Extract every entry word for word.
==== Dataset records
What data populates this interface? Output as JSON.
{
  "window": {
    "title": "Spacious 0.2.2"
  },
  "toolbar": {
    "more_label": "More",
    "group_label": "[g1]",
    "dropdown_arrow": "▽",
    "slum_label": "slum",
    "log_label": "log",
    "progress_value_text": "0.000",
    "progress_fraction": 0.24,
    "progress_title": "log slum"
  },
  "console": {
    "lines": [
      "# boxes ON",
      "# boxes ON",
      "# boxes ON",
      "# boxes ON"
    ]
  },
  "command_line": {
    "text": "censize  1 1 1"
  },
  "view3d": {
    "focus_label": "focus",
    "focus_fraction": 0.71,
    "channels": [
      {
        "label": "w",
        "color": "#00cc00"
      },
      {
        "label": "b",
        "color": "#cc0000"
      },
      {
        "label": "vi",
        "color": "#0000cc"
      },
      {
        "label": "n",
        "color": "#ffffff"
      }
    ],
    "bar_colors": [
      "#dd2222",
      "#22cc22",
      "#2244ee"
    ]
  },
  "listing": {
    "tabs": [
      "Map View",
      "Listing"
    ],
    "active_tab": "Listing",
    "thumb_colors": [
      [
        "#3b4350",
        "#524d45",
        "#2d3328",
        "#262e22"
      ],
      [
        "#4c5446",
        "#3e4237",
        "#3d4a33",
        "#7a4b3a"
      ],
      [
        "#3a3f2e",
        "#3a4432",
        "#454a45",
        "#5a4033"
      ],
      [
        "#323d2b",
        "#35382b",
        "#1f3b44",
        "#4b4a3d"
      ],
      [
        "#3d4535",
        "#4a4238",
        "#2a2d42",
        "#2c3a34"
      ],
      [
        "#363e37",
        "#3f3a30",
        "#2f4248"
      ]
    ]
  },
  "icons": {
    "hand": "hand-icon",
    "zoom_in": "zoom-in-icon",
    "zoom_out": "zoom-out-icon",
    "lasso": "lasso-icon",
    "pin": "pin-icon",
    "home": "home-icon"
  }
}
========
◆ Solution
What data populates this interface? Output as JSON.
{
  "window": {
    "title": "Spacious 0.2.2"
  },
  "toolbar": {
    "more_label": "More",
    "group_label": "[g1]",
    "dropdown_arrow": "▽",
    "slum_label": "slum",
    "log_label": "log",
    "progress_value_text": "0.000",
    "progress_fraction": 0.24,
    "progress_title": "log slum"
  },
  "console": {
    "lines": [
      "# boxes ON",
      "# boxes ON",
      "# boxes ON",
      "# boxes ON"
    ]
  },
  "command_line": {
    "text": "censize  1 1 1"
  },
  "view3d": {
    "focus_label": "focus",
    "focus_fraction": 0.71,
    "channels": [
      {
        "label": "w",
        "color": "#00cc00"
      },
      {
        "label": "b",
        "color": "#cc0000"
      },
      {
        "label": "vi",
        "color": "#0000cc"
      },
      {
        "label": "n",
        "color": "#ffffff"
      }
    ],
    "bar_colors": [
      "#dd2222",
      "#22cc22",
      "#2244ee"
    ]
  },
  "listing": {
    "tabs": [
      "Map View",
      "Listing"
    ],
    "active_tab": "Listing",
    "thumb_colors": [
      [
        "#3b4350",
        "#524d45",
        "#2d3328",
        "#262e22"
      ],
      [
        "#4c5446",
        "#3e4237",
        "#3d4a33",
        "#7a4b3a"
      ],
      [
        "#3a3f2e",
        "#3a4432",
        "#454a45",
        "#5a4033"
      ],
      [
        "#323d2b",
        "#35382b",
        "#1f3b44",
        "#4b4a3d"
      ],
      [
        "#3d4535",
        "#4a4238",
        "#2a2d42",
        "#2c3a34"
      ],
      [
        "#363e37",
        "#3f3a30",
        "#2f4248"
      ]
    ]
  },
  "icons": {
    "hand": "hand-icon",
    "zoom_in": "zoom-in-icon",
    "zoom_out": "zoom-out-icon",
    "lasso": "lasso-icon",
    "pin": "pin-icon",
    "home": "home-icon"
  }
}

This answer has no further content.